_PROVIDED MATERIAL_

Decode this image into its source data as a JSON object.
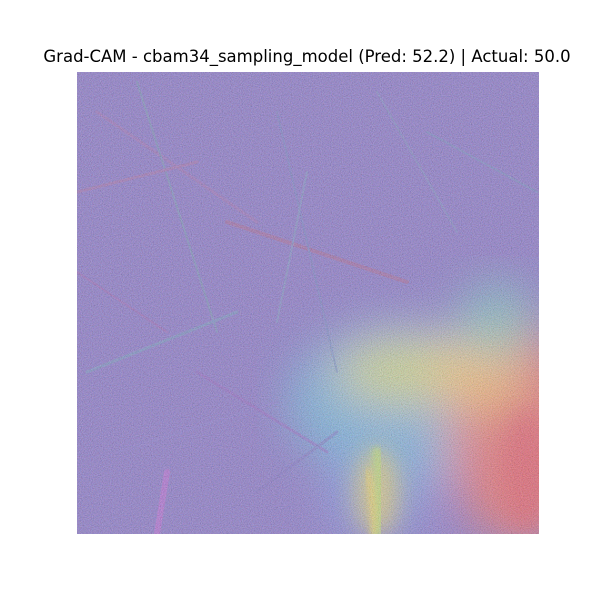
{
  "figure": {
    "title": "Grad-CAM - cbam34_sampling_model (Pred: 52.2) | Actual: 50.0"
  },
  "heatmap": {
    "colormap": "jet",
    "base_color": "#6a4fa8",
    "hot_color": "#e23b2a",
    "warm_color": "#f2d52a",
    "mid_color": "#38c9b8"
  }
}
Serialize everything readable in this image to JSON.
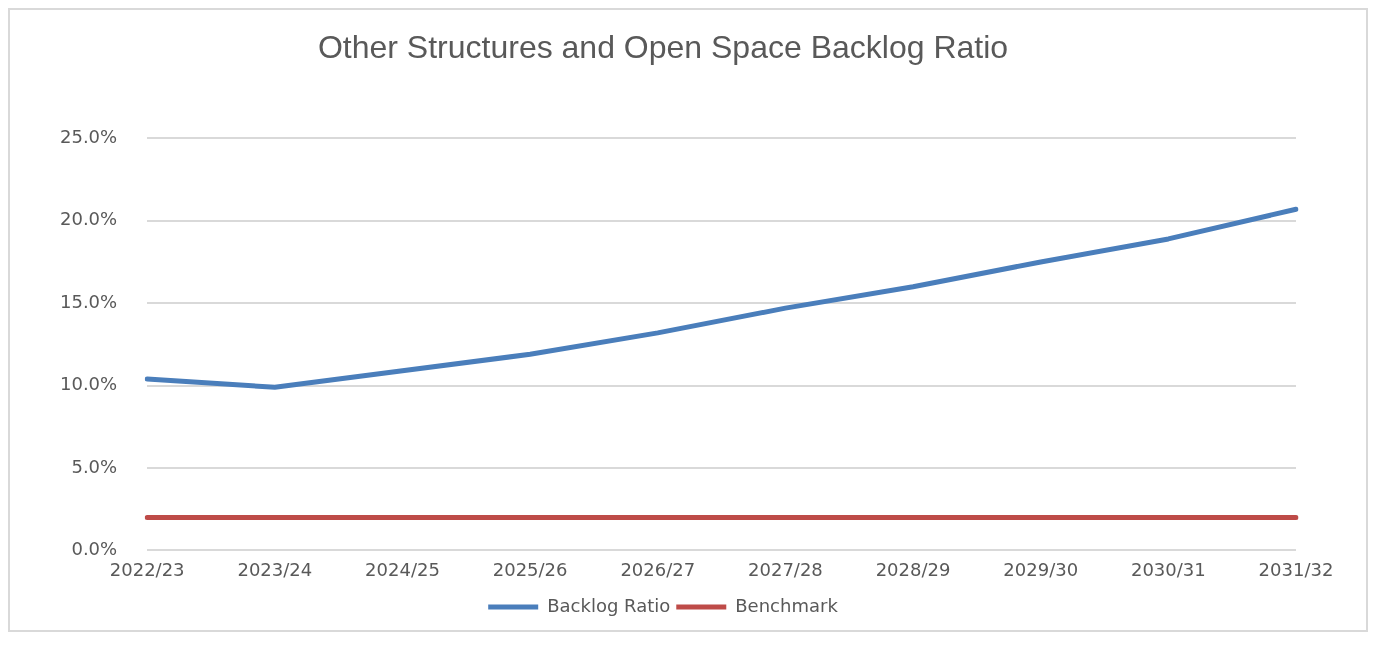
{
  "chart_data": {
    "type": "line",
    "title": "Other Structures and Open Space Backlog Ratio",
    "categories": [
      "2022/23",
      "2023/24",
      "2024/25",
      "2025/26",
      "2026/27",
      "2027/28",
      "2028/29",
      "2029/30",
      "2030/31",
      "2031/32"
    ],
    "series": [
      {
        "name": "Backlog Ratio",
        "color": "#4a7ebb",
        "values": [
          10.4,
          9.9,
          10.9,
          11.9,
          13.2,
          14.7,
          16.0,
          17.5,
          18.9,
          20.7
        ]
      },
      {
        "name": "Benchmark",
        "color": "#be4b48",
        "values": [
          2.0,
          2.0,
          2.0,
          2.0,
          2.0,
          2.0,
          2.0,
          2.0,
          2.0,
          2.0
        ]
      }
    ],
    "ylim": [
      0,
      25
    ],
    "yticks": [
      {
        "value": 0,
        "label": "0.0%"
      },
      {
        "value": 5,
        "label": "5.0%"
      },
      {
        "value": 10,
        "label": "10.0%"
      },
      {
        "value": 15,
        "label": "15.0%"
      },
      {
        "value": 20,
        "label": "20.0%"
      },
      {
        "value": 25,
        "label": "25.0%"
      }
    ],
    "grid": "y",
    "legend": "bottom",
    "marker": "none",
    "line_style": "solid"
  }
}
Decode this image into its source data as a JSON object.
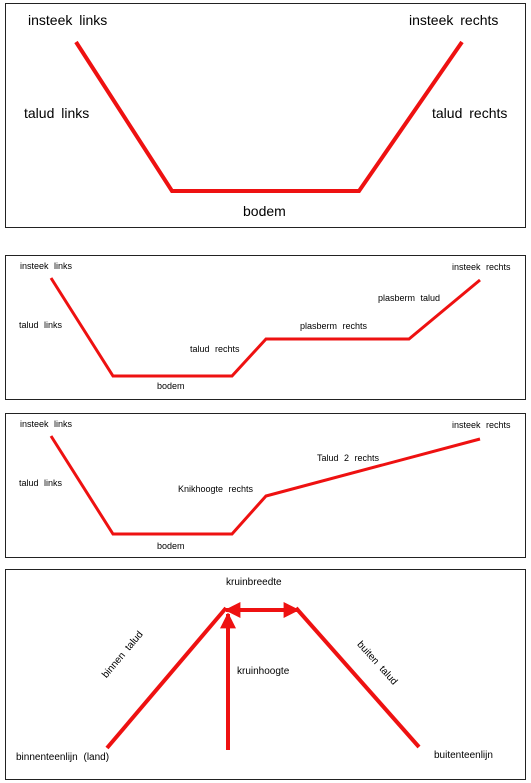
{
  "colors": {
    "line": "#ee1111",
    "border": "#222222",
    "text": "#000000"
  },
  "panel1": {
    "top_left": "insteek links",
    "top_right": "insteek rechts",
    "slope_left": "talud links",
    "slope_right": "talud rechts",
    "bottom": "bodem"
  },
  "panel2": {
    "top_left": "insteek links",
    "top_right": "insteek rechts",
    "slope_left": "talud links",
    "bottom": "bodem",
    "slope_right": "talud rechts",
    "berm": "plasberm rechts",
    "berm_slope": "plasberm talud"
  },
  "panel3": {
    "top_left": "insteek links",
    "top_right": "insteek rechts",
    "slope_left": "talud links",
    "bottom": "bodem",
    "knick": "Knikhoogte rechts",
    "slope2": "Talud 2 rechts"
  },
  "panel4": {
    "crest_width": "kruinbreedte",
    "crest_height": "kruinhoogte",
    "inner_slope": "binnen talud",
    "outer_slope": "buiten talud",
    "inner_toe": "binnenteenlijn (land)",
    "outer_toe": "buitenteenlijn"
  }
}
...
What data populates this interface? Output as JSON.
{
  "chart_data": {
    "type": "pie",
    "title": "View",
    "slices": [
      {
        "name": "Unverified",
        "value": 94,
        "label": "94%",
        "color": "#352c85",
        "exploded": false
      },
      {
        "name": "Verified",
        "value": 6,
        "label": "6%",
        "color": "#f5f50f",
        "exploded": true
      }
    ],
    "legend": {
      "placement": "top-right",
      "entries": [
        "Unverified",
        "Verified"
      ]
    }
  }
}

_INSTRUCTIONS TO FOLLOW_
Reproduce each line of the entries in which the word "this" is found.

_REPLY TO THE TASK_
Decode this image into its source data as a JSON object.
Serialize everything readable in this image to JSON.
Decode this image into its source data as a JSON object.
What data populates this interface? Output as JSON.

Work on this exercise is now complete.